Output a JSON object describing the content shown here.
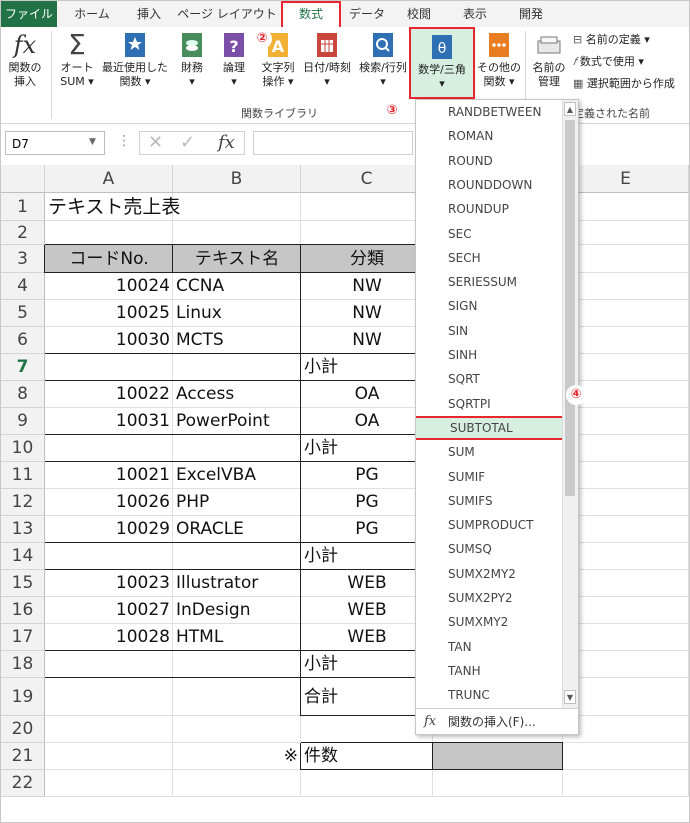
{
  "tabs": [
    "ファイル",
    "ホーム",
    "挿入",
    "ページ レイアウト",
    "数式",
    "データ",
    "校閲",
    "表示",
    "開発"
  ],
  "ribbon": {
    "insert_func": "関数の\n挿入",
    "autosum": "オート\nSUM ▾",
    "recent": "最近使用した\n関数 ▾",
    "financial": "財務\n▾",
    "logical": "論理\n▾",
    "text": "文字列\n操作 ▾",
    "datetime": "日付/時刻\n▾",
    "lookup": "検索/行列\n▾",
    "math": "数学/三角\n▾",
    "other": "その他の\n関数 ▾",
    "name_mgr": "名前の\n管理",
    "define_name": "名前の定義 ▾",
    "use_in_formula": "数式で使用 ▾",
    "create_from_sel": "選択範囲から作成",
    "group_library": "関数ライブラリ",
    "group_names": "定義された名前",
    "marker2": "②",
    "marker3": "③",
    "marker4": "④"
  },
  "formula_bar": {
    "namebox": "D7",
    "fx": "fx"
  },
  "columns": [
    "A",
    "B",
    "C",
    "E"
  ],
  "rows": [
    "1",
    "2",
    "3",
    "4",
    "5",
    "6",
    "7",
    "8",
    "9",
    "10",
    "11",
    "12",
    "13",
    "14",
    "15",
    "16",
    "17",
    "18",
    "19",
    "20",
    "21",
    "22"
  ],
  "sheet": {
    "title": "テキスト売上表",
    "hdr_code": "コードNo.",
    "hdr_name": "テキスト名",
    "hdr_cat": "分類",
    "data": [
      {
        "code": "10024",
        "name": "CCNA",
        "cat": "NW"
      },
      {
        "code": "10025",
        "name": "Linux",
        "cat": "NW"
      },
      {
        "code": "10030",
        "name": "MCTS",
        "cat": "NW"
      },
      {
        "code": "10022",
        "name": "Access",
        "cat": "OA"
      },
      {
        "code": "10031",
        "name": "PowerPoint",
        "cat": "OA"
      },
      {
        "code": "10021",
        "name": "ExcelVBA",
        "cat": "PG"
      },
      {
        "code": "10026",
        "name": "PHP",
        "cat": "PG"
      },
      {
        "code": "10029",
        "name": "ORACLE",
        "cat": "PG"
      },
      {
        "code": "10023",
        "name": "Illustrator",
        "cat": "WEB"
      },
      {
        "code": "10027",
        "name": "InDesign",
        "cat": "WEB"
      },
      {
        "code": "10028",
        "name": "HTML",
        "cat": "WEB"
      }
    ],
    "subtotal": "小計",
    "total": "合計",
    "note_mark": "※",
    "count": "件数"
  },
  "dropdown": {
    "items": [
      "RANDBETWEEN",
      "ROMAN",
      "ROUND",
      "ROUNDDOWN",
      "ROUNDUP",
      "SEC",
      "SECH",
      "SERIESSUM",
      "SIGN",
      "SIN",
      "SINH",
      "SQRT",
      "SQRTPI",
      "SUBTOTAL",
      "SUM",
      "SUMIF",
      "SUMIFS",
      "SUMPRODUCT",
      "SUMSQ",
      "SUMX2MY2",
      "SUMX2PY2",
      "SUMXMY2",
      "TAN",
      "TANH",
      "TRUNC"
    ],
    "selected": "SUBTOTAL",
    "footer": "関数の挿入(F)..."
  },
  "colors": {
    "accent": "#217346",
    "highlight": "#e8262e",
    "selected_bg": "#d7efe1"
  }
}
____
**Task instructions:**
Reproduce all of the data exactly, omitting each picture it holds.

**Output of the task:**
Output a JSON object describing the content shown here.
{
  "tabs": [
    "ファイル",
    "ホーム",
    "挿入",
    "ページ レイアウト",
    "数式",
    "データ",
    "校閲",
    "表示",
    "開発"
  ],
  "ribbon": {
    "insert_func": "関数の\n挿入",
    "autosum": "オート\nSUM ▾",
    "recent": "最近使用した\n関数 ▾",
    "financial": "財務\n▾",
    "logical": "論理\n▾",
    "text": "文字列\n操作 ▾",
    "datetime": "日付/時刻\n▾",
    "lookup": "検索/行列\n▾",
    "math": "数学/三角\n▾",
    "other": "その他の\n関数 ▾",
    "name_mgr": "名前の\n管理",
    "define_name": "名前の定義 ▾",
    "use_in_formula": "数式で使用 ▾",
    "create_from_sel": "選択範囲から作成",
    "group_library": "関数ライブラリ",
    "group_names": "定義された名前",
    "marker2": "②",
    "marker3": "③",
    "marker4": "④"
  },
  "formula_bar": {
    "namebox": "D7",
    "fx": "fx"
  },
  "columns": [
    "A",
    "B",
    "C",
    "E"
  ],
  "rows": [
    "1",
    "2",
    "3",
    "4",
    "5",
    "6",
    "7",
    "8",
    "9",
    "10",
    "11",
    "12",
    "13",
    "14",
    "15",
    "16",
    "17",
    "18",
    "19",
    "20",
    "21",
    "22"
  ],
  "sheet": {
    "title": "テキスト売上表",
    "hdr_code": "コードNo.",
    "hdr_name": "テキスト名",
    "hdr_cat": "分類",
    "data": [
      {
        "code": "10024",
        "name": "CCNA",
        "cat": "NW"
      },
      {
        "code": "10025",
        "name": "Linux",
        "cat": "NW"
      },
      {
        "code": "10030",
        "name": "MCTS",
        "cat": "NW"
      },
      {
        "code": "10022",
        "name": "Access",
        "cat": "OA"
      },
      {
        "code": "10031",
        "name": "PowerPoint",
        "cat": "OA"
      },
      {
        "code": "10021",
        "name": "ExcelVBA",
        "cat": "PG"
      },
      {
        "code": "10026",
        "name": "PHP",
        "cat": "PG"
      },
      {
        "code": "10029",
        "name": "ORACLE",
        "cat": "PG"
      },
      {
        "code": "10023",
        "name": "Illustrator",
        "cat": "WEB"
      },
      {
        "code": "10027",
        "name": "InDesign",
        "cat": "WEB"
      },
      {
        "code": "10028",
        "name": "HTML",
        "cat": "WEB"
      }
    ],
    "subtotal": "小計",
    "total": "合計",
    "note_mark": "※",
    "count": "件数"
  },
  "dropdown": {
    "items": [
      "RANDBETWEEN",
      "ROMAN",
      "ROUND",
      "ROUNDDOWN",
      "ROUNDUP",
      "SEC",
      "SECH",
      "SERIESSUM",
      "SIGN",
      "SIN",
      "SINH",
      "SQRT",
      "SQRTPI",
      "SUBTOTAL",
      "SUM",
      "SUMIF",
      "SUMIFS",
      "SUMPRODUCT",
      "SUMSQ",
      "SUMX2MY2",
      "SUMX2PY2",
      "SUMXMY2",
      "TAN",
      "TANH",
      "TRUNC"
    ],
    "selected": "SUBTOTAL",
    "footer": "関数の挿入(F)..."
  },
  "colors": {
    "accent": "#217346",
    "highlight": "#e8262e",
    "selected_bg": "#d7efe1"
  }
}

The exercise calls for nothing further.